(Stored items from a collection)
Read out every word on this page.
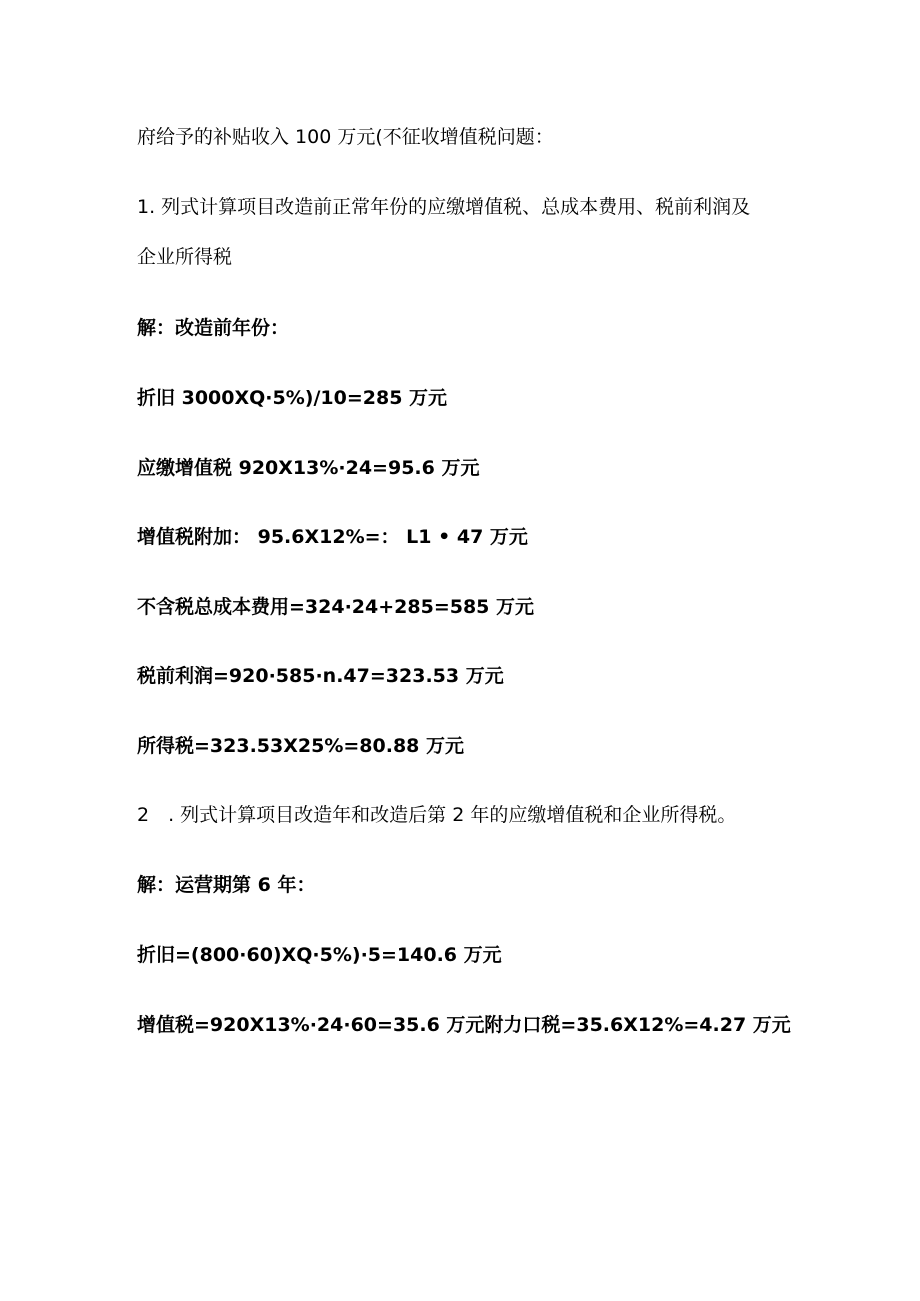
府给予的补贴收入 100 万元(不征收增值税问题：

1. 列式计算项目改造前正常年份的应缴增值税、总成本费用、税前利润及

企业所得税

解：改造前年份：

折旧 3000XQ·5%)/10=285 万元

应缴增值税 920X13%·24=95.6 万元

增值税附加： 95.6X12%=： L1 • 47 万元

不含税总成本费用=324·24+285=585 万元

税前利润=920·585·n.47=323.53 万元

所得税=323.53X25%=80.88 万元

2　. 列式计算项目改造年和改造后第 2 年的应缴增值税和企业所得税。

解：运营期第 6 年：

折旧=(800·60)XQ·5%)·5=140.6 万元

增值税=920X13%·24·60=35.6 万元附力口税=35.6X12%=4.27 万元
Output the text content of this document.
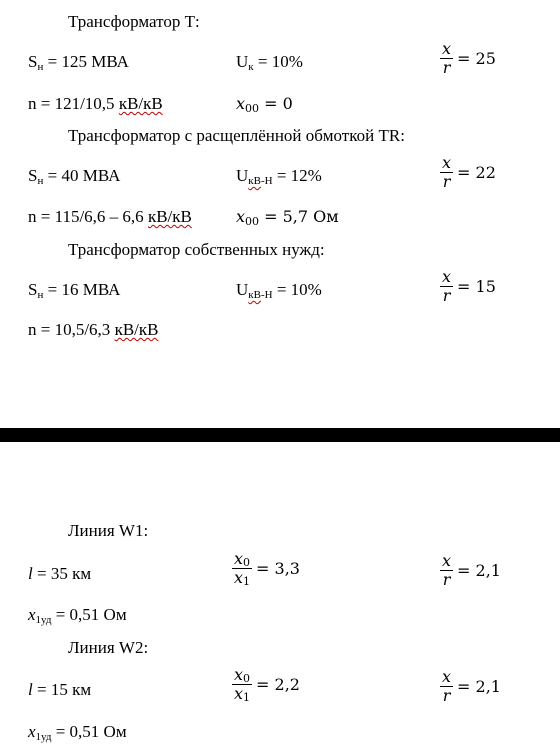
Трансформатор Т:
$S_н = 125$ МВА	$U_к = 10\%$	$\frac{x}{r} = 25$
n = 121/10,5 кВ/кВ	$x_{00} = 0$
Трансформатор с расщеплённой обмоткой TR:
$S_н = 40$ МВА	$U_{кВ-Н} = 12\%$	$\frac{x}{r} = 22$
n = 115/6,6 – 6,6 кВ/кВ	$x_{00} = 5,7$ Ом
Трансформатор собственных нужд:
$S_н = 16$ МВА	$U_{кВ-Н} = 10\%$	$\frac{x}{r} = 15$
n = 10,5/6,3 кВ/кВ
Линия W1:
l = 35 км	$\frac{x_0}{x_1} = 3,3$	$\frac{x}{r} = 2,1$
$x_{1уд} = 0,51$ Ом
Линия W2:
l = 15 км	$\frac{x_0}{x_1} = 2,2$	$\frac{x}{r} = 2,1$
$x_{1уд} = 0,51$ Ом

WHAT IS BEING ASKED
Reproduce all the entries that precede this task, word for word, minus any pictures.

TASK RESPONSE
Read out every word on this page.
府给予的补贴收入 100 万元(不征收增值税问题：

1. 列式计算项目改造前正常年份的应缴增值税、总成本费用、税前利润及

企业所得税

解：改造前年份：

折旧 3000XQ·5%)/10=285 万元

应缴增值税 920X13%·24=95.6 万元

增值税附加： 95.6X12%=： L1 • 47 万元

不含税总成本费用=324·24+285=585 万元

税前利润=920·585·n.47=323.53 万元

所得税=323.53X25%=80.88 万元

2　. 列式计算项目改造年和改造后第 2 年的应缴增值税和企业所得税。

解：运营期第 6 年：

折旧=(800·60)XQ·5%)·5=140.6 万元

增值税=920X13%·24·60=35.6 万元附力口税=35.6X12%=4.27 万元
Output the text content of this document.
Трансформатор Т:
$S_н = 125$ МВА	$U_к = 10\%$	$\frac{x}{r} = 25$
n = 121/10,5 кВ/кВ	$x_{00} = 0$
Трансформатор с расщеплённой обмоткой TR:
$S_н = 40$ МВА	$U_{кВ-Н} = 12\%$	$\frac{x}{r} = 22$
n = 115/6,6 – 6,6 кВ/кВ	$x_{00} = 5,7$ Ом
Трансформатор собственных нужд:
$S_н = 16$ МВА	$U_{кВ-Н} = 10\%$	$\frac{x}{r} = 15$
n = 10,5/6,3 кВ/кВ
Линия W1:
l = 35 км	$\frac{x_0}{x_1} = 3,3$	$\frac{x}{r} = 2,1$
$x_{1уд} = 0,51$ Ом
Линия W2:
l = 15 км	$\frac{x_0}{x_1} = 2,2$	$\frac{x}{r} = 2,1$
$x_{1уд} = 0,51$ Ом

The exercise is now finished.